Find the lines below that contain the string "ratio". Copy each one.

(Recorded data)
--------------------------------------------------

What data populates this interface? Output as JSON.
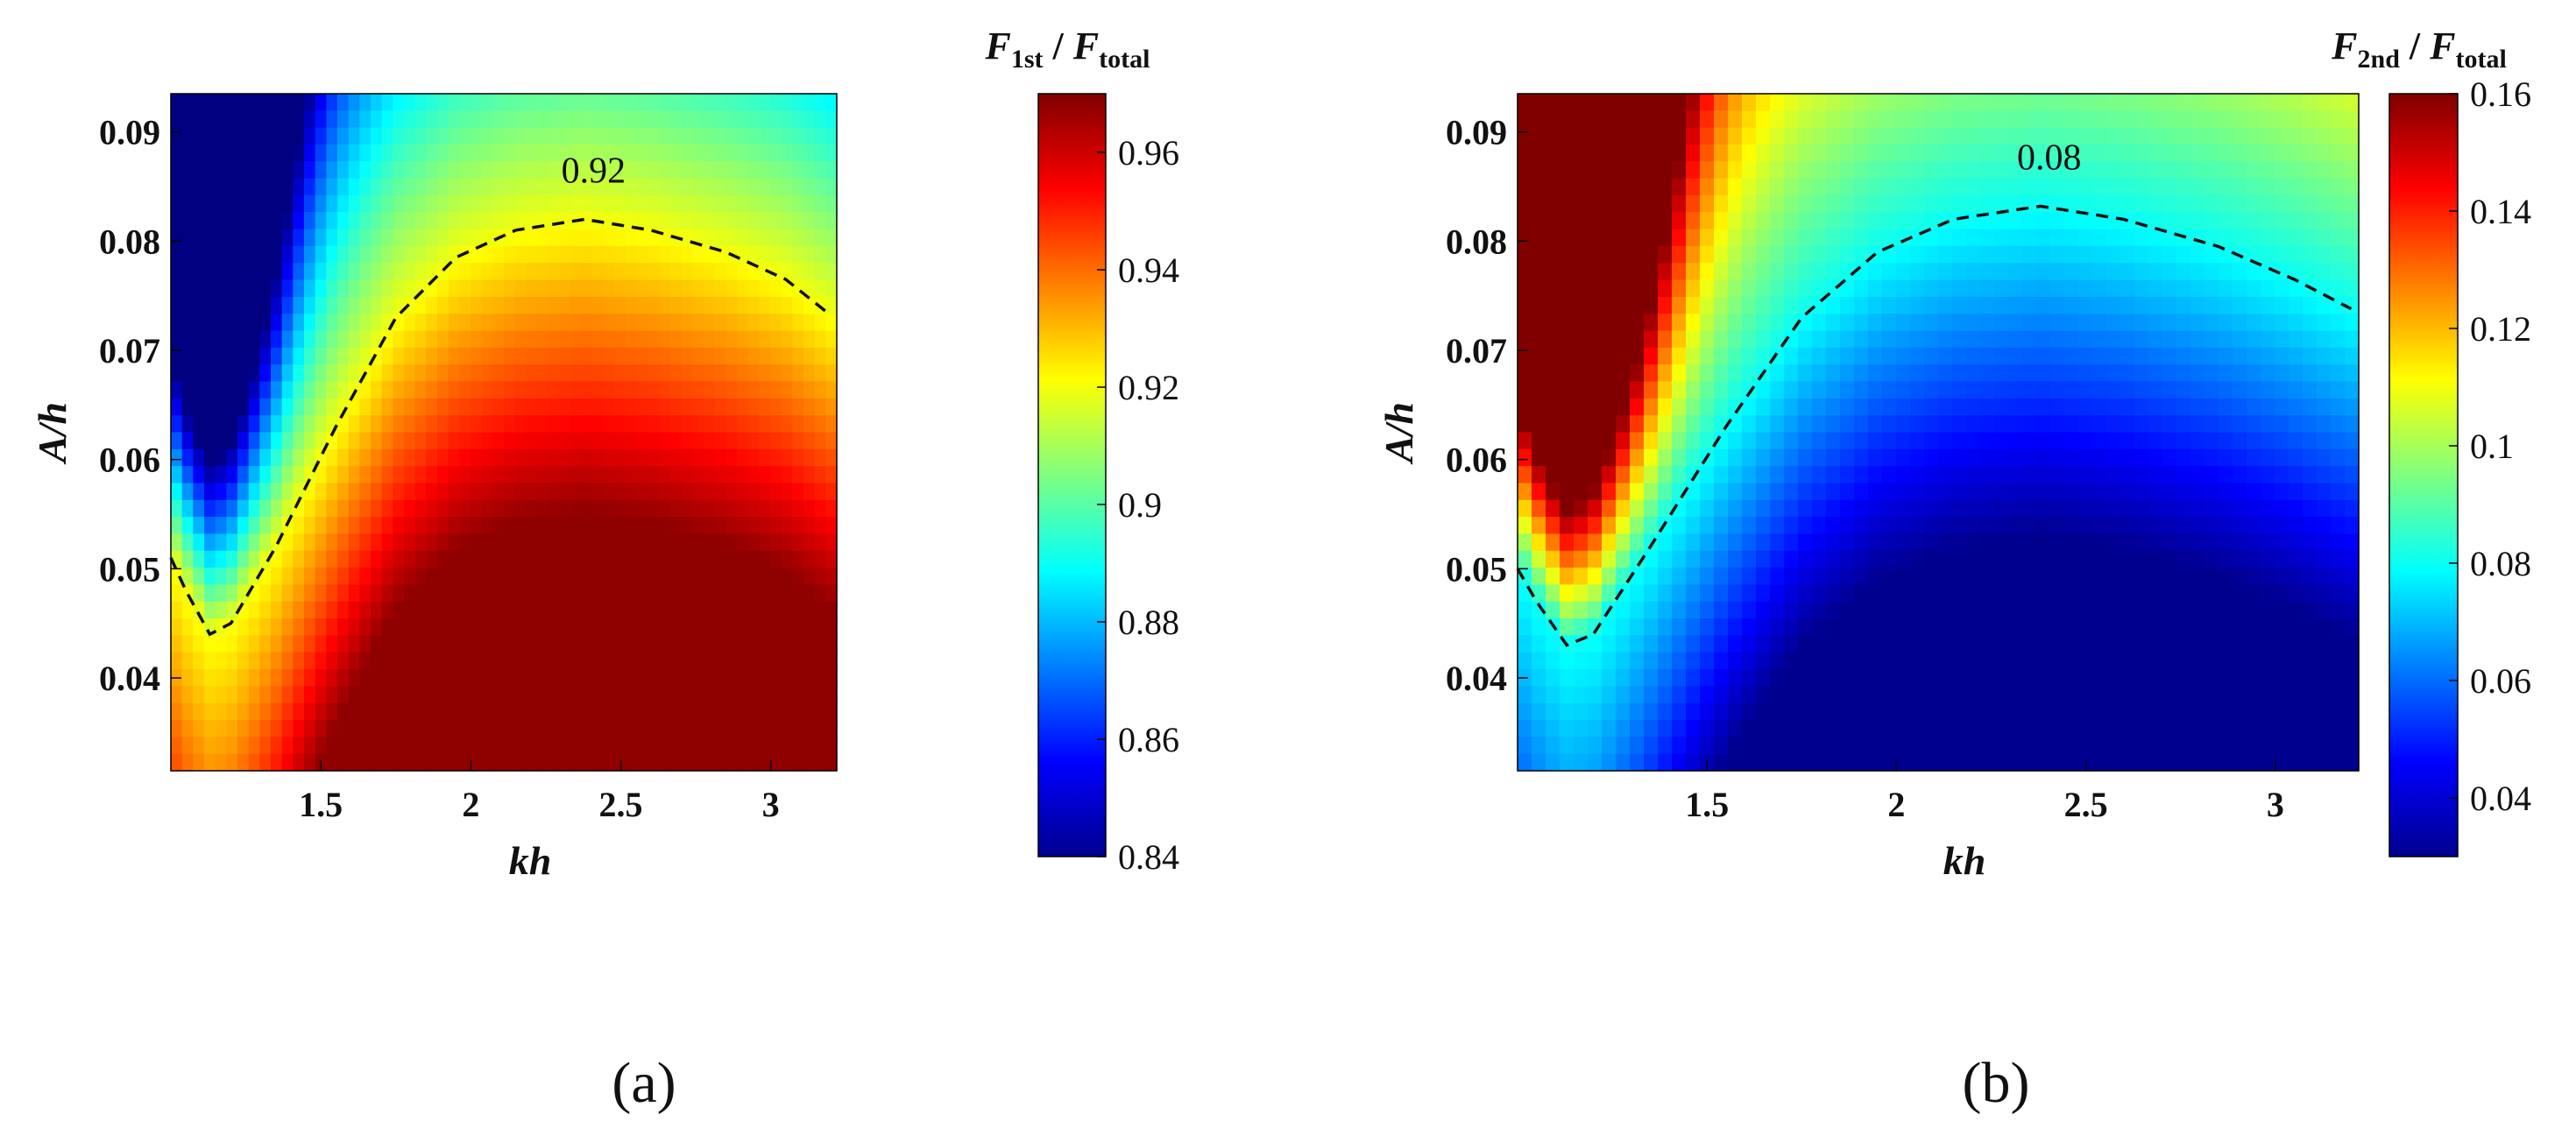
{
  "chart_data": [
    {
      "type": "heatmap",
      "panel_label": "(a)",
      "title": "",
      "xlabel": "kh",
      "ylabel": "A/h",
      "xlim": [
        1.0,
        3.22
      ],
      "ylim": [
        0.0315,
        0.0935
      ],
      "xticks": [
        1.5,
        2,
        2.5,
        3
      ],
      "xtick_labels": [
        "1.5",
        "2",
        "2.5",
        "3"
      ],
      "yticks": [
        0.04,
        0.05,
        0.06,
        0.07,
        0.08,
        0.09
      ],
      "ytick_labels": [
        "0.04",
        "0.05",
        "0.06",
        "0.07",
        "0.08",
        "0.09"
      ],
      "colorbar": {
        "label_main": "F",
        "label_sub": "1st",
        "label_sep": " / ",
        "label_main2": "F",
        "label_sub2": "total",
        "range": [
          0.84,
          0.97
        ],
        "ticks": [
          0.84,
          0.86,
          0.88,
          0.9,
          0.92,
          0.94,
          0.96
        ],
        "tick_labels": [
          "0.84",
          "0.86",
          "0.88",
          "0.9",
          "0.92",
          "0.94",
          "0.96"
        ],
        "colormap": "jet"
      },
      "field_description": "ratio of first-harmonic force to total force; low near kh≈1.13 at large A/h, increasing toward larger kh and smaller A/h",
      "contour": {
        "level": 0.92,
        "label": "0.92",
        "style": "dashed",
        "points": [
          [
            1.0,
            0.051
          ],
          [
            1.05,
            0.048
          ],
          [
            1.13,
            0.044
          ],
          [
            1.2,
            0.045
          ],
          [
            1.35,
            0.052
          ],
          [
            1.55,
            0.063
          ],
          [
            1.75,
            0.073
          ],
          [
            1.95,
            0.0785
          ],
          [
            2.15,
            0.081
          ],
          [
            2.38,
            0.082
          ],
          [
            2.6,
            0.081
          ],
          [
            2.85,
            0.079
          ],
          [
            3.05,
            0.0765
          ],
          [
            3.2,
            0.0732
          ]
        ]
      }
    },
    {
      "type": "heatmap",
      "panel_label": "(b)",
      "title": "",
      "xlabel": "kh",
      "ylabel": "A/h",
      "xlim": [
        1.0,
        3.22
      ],
      "ylim": [
        0.0315,
        0.0935
      ],
      "xticks": [
        1.5,
        2,
        2.5,
        3
      ],
      "xtick_labels": [
        "1.5",
        "2",
        "2.5",
        "3"
      ],
      "yticks": [
        0.04,
        0.05,
        0.06,
        0.07,
        0.08,
        0.09
      ],
      "ytick_labels": [
        "0.04",
        "0.05",
        "0.06",
        "0.07",
        "0.08",
        "0.09"
      ],
      "colorbar": {
        "label_main": "F",
        "label_sub": "2nd",
        "label_sep": " / ",
        "label_main2": "F",
        "label_sub2": "total",
        "range": [
          0.03,
          0.16
        ],
        "ticks": [
          0.04,
          0.06,
          0.08,
          0.1,
          0.12,
          0.14,
          0.16
        ],
        "tick_labels": [
          "0.04",
          "0.06",
          "0.08",
          "0.1",
          "0.12",
          "0.14",
          "0.16"
        ],
        "colormap": "jet"
      },
      "field_description": "ratio of second-harmonic force to total force; high near kh≈1.13 at large A/h, decreasing toward larger kh and smaller A/h",
      "contour": {
        "level": 0.08,
        "label": "0.08",
        "style": "dashed",
        "points": [
          [
            1.0,
            0.05
          ],
          [
            1.05,
            0.047
          ],
          [
            1.13,
            0.043
          ],
          [
            1.2,
            0.044
          ],
          [
            1.35,
            0.052
          ],
          [
            1.55,
            0.063
          ],
          [
            1.75,
            0.073
          ],
          [
            1.95,
            0.079
          ],
          [
            2.15,
            0.082
          ],
          [
            2.38,
            0.0832
          ],
          [
            2.6,
            0.082
          ],
          [
            2.85,
            0.0795
          ],
          [
            3.05,
            0.0765
          ],
          [
            3.2,
            0.0738
          ]
        ]
      }
    }
  ]
}
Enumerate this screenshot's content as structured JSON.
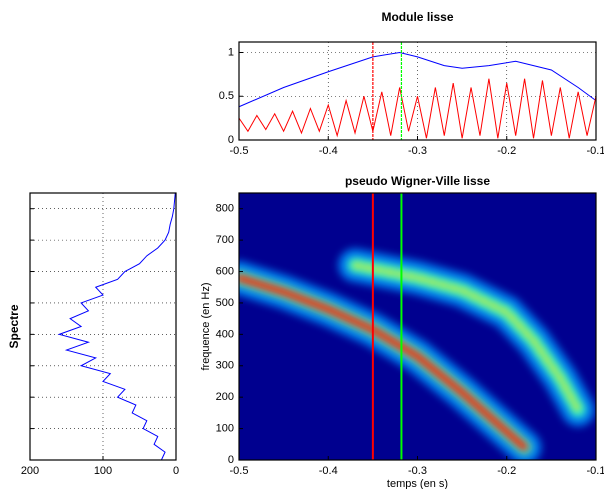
{
  "chart_data": [
    {
      "type": "line",
      "title": "Module lisse",
      "xlim": [
        -0.5,
        -0.1
      ],
      "xticks": [
        -0.5,
        -0.4,
        -0.3,
        -0.2,
        -0.1
      ],
      "ylim": [
        0,
        1.12
      ],
      "yticks": [
        0,
        0.5,
        1
      ],
      "grid": true,
      "series": [
        {
          "color": "#0000ff",
          "x": [
            -0.5,
            -0.45,
            -0.4,
            -0.35,
            -0.32,
            -0.3,
            -0.27,
            -0.25,
            -0.22,
            -0.19,
            -0.15,
            -0.12,
            -0.1
          ],
          "values": [
            0.38,
            0.6,
            0.78,
            0.95,
            1.0,
            0.95,
            0.85,
            0.82,
            0.85,
            0.9,
            0.8,
            0.6,
            0.45
          ]
        },
        {
          "color": "#ff0000",
          "x": [
            -0.5,
            -0.49,
            -0.48,
            -0.47,
            -0.46,
            -0.45,
            -0.44,
            -0.43,
            -0.42,
            -0.41,
            -0.4,
            -0.39,
            -0.38,
            -0.37,
            -0.36,
            -0.35,
            -0.34,
            -0.33,
            -0.32,
            -0.31,
            -0.3,
            -0.29,
            -0.28,
            -0.27,
            -0.26,
            -0.25,
            -0.24,
            -0.23,
            -0.22,
            -0.21,
            -0.2,
            -0.19,
            -0.18,
            -0.17,
            -0.16,
            -0.15,
            -0.14,
            -0.13,
            -0.12,
            -0.11,
            -0.1
          ],
          "values": [
            0.25,
            0.1,
            0.28,
            0.12,
            0.3,
            0.1,
            0.33,
            0.08,
            0.36,
            0.1,
            0.4,
            0.05,
            0.45,
            0.08,
            0.5,
            0.1,
            0.55,
            0.05,
            0.6,
            0.1,
            0.5,
            0.02,
            0.6,
            0.05,
            0.65,
            0.02,
            0.6,
            0.05,
            0.7,
            0.02,
            0.65,
            0.05,
            0.7,
            0.02,
            0.68,
            0.05,
            0.6,
            0.02,
            0.55,
            0.05,
            0.5
          ]
        }
      ],
      "cursors": [
        {
          "x": -0.35,
          "color": "#ff0000"
        },
        {
          "x": -0.318,
          "color": "#00ff00"
        }
      ]
    },
    {
      "type": "spectrum",
      "ylabel": "Spectre",
      "xlim": [
        200,
        0
      ],
      "xticks": [
        200,
        100,
        0
      ],
      "ylim": [
        0,
        850
      ],
      "yticks": [
        100,
        200,
        300,
        400,
        500,
        600,
        700,
        800
      ],
      "grid": true,
      "series": [
        {
          "color": "#0000ff",
          "frequencies": [
            0,
            25,
            50,
            75,
            100,
            125,
            150,
            175,
            200,
            225,
            250,
            275,
            300,
            325,
            350,
            375,
            400,
            425,
            450,
            475,
            500,
            525,
            550,
            575,
            600,
            625,
            650,
            675,
            700,
            725,
            750,
            775,
            800,
            825,
            850
          ],
          "values": [
            20,
            15,
            30,
            25,
            45,
            40,
            60,
            55,
            80,
            70,
            100,
            90,
            130,
            110,
            150,
            120,
            160,
            130,
            145,
            120,
            130,
            100,
            110,
            80,
            70,
            50,
            40,
            25,
            15,
            10,
            8,
            5,
            3,
            2,
            1
          ]
        }
      ]
    },
    {
      "type": "heatmap",
      "title": "pseudo Wigner-Ville lisse",
      "xlabel": "temps (en s)",
      "ylabel": "frequence (en Hz)",
      "xlim": [
        -0.5,
        -0.1
      ],
      "xticks": [
        -0.5,
        -0.4,
        -0.3,
        -0.2,
        -0.1
      ],
      "ylim": [
        0,
        850
      ],
      "yticks": [
        0,
        100,
        200,
        300,
        400,
        500,
        600,
        700,
        800
      ],
      "background": "#00008f",
      "series": [
        {
          "color": "#ff2000",
          "x": [
            -0.5,
            -0.45,
            -0.4,
            -0.35,
            -0.3,
            -0.25,
            -0.2,
            -0.18
          ],
          "values": [
            580,
            535,
            480,
            415,
            330,
            215,
            90,
            40
          ]
        },
        {
          "color": "#ffe000",
          "x": [
            -0.37,
            -0.3,
            -0.25,
            -0.2,
            -0.17,
            -0.14,
            -0.12
          ],
          "values": [
            620,
            580,
            540,
            470,
            380,
            260,
            160
          ]
        }
      ],
      "cursors": [
        {
          "x": -0.35,
          "color": "#ff0000"
        },
        {
          "x": -0.318,
          "color": "#00ff00"
        }
      ]
    }
  ]
}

--------------------------------------------------

### Exercise output
      "field_description": "ratio of first-harmonic force to total force; low near kh≈1.13 at large A/h, increasing toward larger kh and smaller A/h",
      "field_description": "ratio of second-harmonic force to total force; high near kh≈1.13 at large A/h, decreasing toward larger kh and smaller A/h",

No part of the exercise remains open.